++++ RECORDS SHOWN ++++

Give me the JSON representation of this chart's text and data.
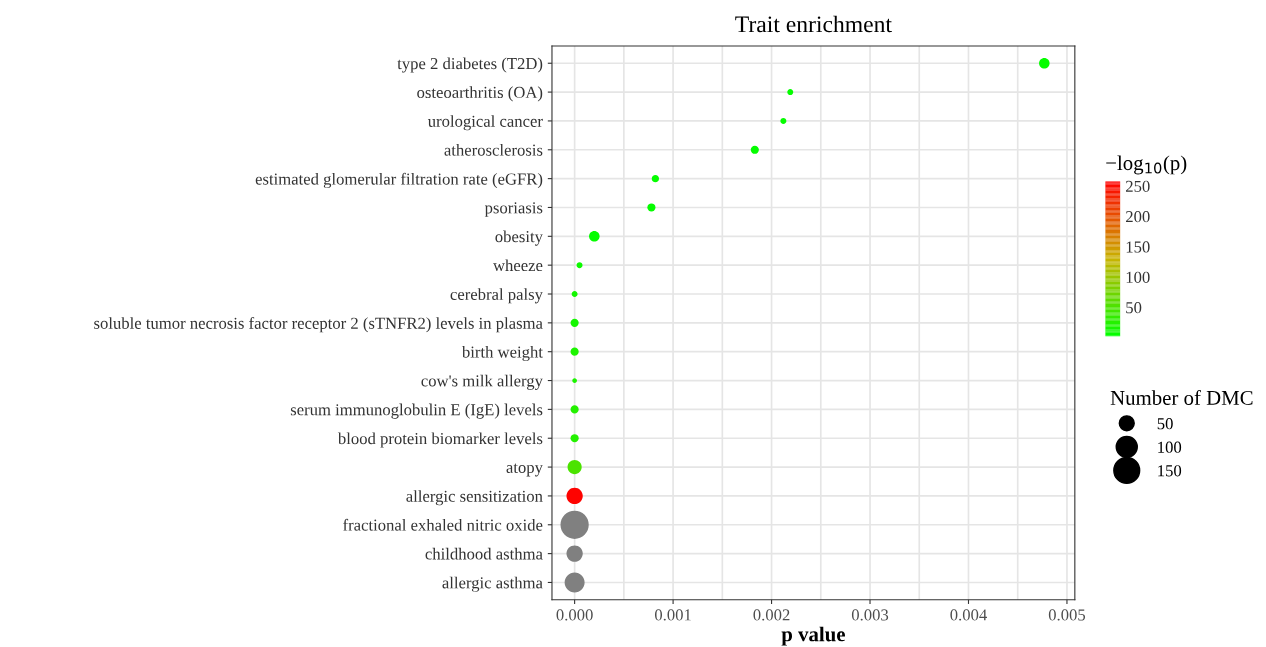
{
  "chart_data": {
    "type": "bubble",
    "orientation": "horizontal",
    "title": "Trait enrichment",
    "xlabel": "p value",
    "clabel": "−log$_{10}$(p)",
    "legend_title": "Number of DMC",
    "categories": [
      "type 2 diabetes (T2D)",
      "osteoarthritis (OA)",
      "urological cancer",
      "atherosclerosis",
      "estimated glomerular filtration rate (eGFR)",
      "psoriasis",
      "obesity",
      "wheeze",
      "cerebral palsy",
      "soluble tumor necrosis factor receptor 2 (sTNFR2) levels in plasma",
      "birth weight",
      "cow's milk allergy",
      "serum immunoglobulin E (IgE) levels",
      "blood protein biomarker levels",
      "atopy",
      "allergic sensitization",
      "fractional exhaled nitric oxide",
      "childhood asthma",
      "allergic asthma"
    ],
    "values": [
      0.00477,
      0.00219,
      0.00212,
      0.00183,
      0.00082,
      0.00078,
      0.0002,
      5e-05,
      0,
      0,
      0,
      0,
      0,
      0,
      0,
      0,
      0,
      0,
      0
    ],
    "sizes": [
      25,
      8,
      8,
      15,
      12,
      15,
      25,
      8,
      8,
      15,
      15,
      5,
      15,
      15,
      45,
      60,
      180,
      60,
      90
    ],
    "size_legend": [
      50,
      100,
      150
    ],
    "cvalues": [
      5,
      5,
      5,
      5,
      5,
      5,
      5,
      10,
      15,
      15,
      20,
      20,
      25,
      25,
      50,
      255,
      null,
      null,
      null
    ],
    "clim": [
      2,
      258
    ],
    "cticks": [
      50,
      100,
      150,
      200,
      250
    ],
    "xlim": [
      -0.00023,
      0.00508
    ],
    "xticks": [
      {
        "value": 0,
        "label": "0.000"
      },
      {
        "value": 0.001,
        "label": "0.001"
      },
      {
        "value": 0.002,
        "label": "0.002"
      },
      {
        "value": 0.003,
        "label": "0.003"
      },
      {
        "value": 0.004,
        "label": "0.004"
      },
      {
        "value": 0.005,
        "label": "0.005"
      }
    ],
    "grid": true
  }
}
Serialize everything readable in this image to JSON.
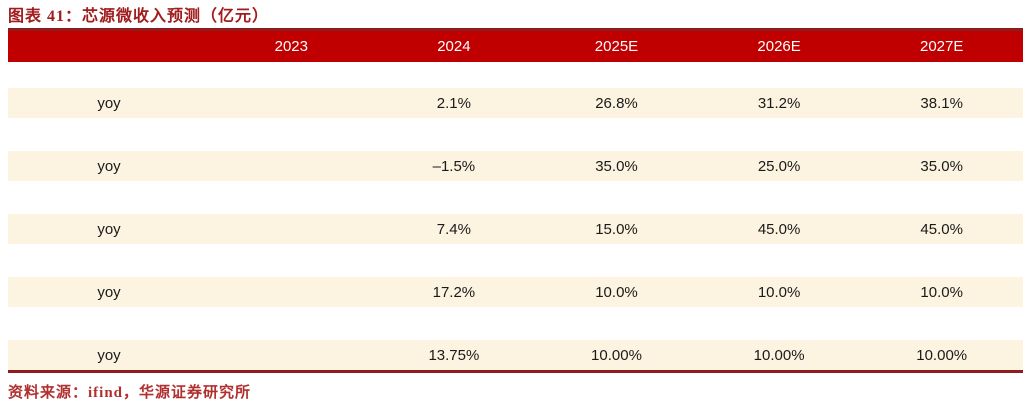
{
  "title": "图表 41：芯源微收入预测（亿元）",
  "source": "资料来源：ifind，华源证券研究所",
  "colors": {
    "header_bg": "#C00000",
    "header_top_edge": "#8F1D1D",
    "row_bg": "#FCF4E0",
    "title_text": "#A01D1D",
    "source_text": "#B03030",
    "header_text": "#FFFFFF"
  },
  "chart_data": {
    "type": "table",
    "title": "图表 41：芯源微收入预测（亿元）",
    "corner_label": "",
    "columns": [
      "2023",
      "2024",
      "2025E",
      "2026E",
      "2027E"
    ],
    "rows": [
      {
        "label": "yoy",
        "values": [
          "",
          "2.1%",
          "26.8%",
          "31.2%",
          "38.1%"
        ]
      },
      {
        "label": "yoy",
        "values": [
          "",
          "–1.5%",
          "35.0%",
          "25.0%",
          "35.0%"
        ]
      },
      {
        "label": "yoy",
        "values": [
          "",
          "7.4%",
          "15.0%",
          "45.0%",
          "45.0%"
        ]
      },
      {
        "label": "yoy",
        "values": [
          "",
          "17.2%",
          "10.0%",
          "10.0%",
          "10.0%"
        ]
      },
      {
        "label": "yoy",
        "values": [
          "",
          "13.75%",
          "10.00%",
          "10.00%",
          "10.00%"
        ]
      }
    ],
    "layout": {
      "grid": false,
      "legend": "none",
      "notes": "2023 column cells are empty in all visible yoy rows"
    },
    "source": "资料来源：ifind，华源证券研究所"
  }
}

++++

TASK TO COMPLETE: When you find a line in the records that contains the word "type", copy it.

ANSWER FOR THE TASK:
    "type": "bubble",
      "type 2 diabetes (T2D)",
    "type": "table",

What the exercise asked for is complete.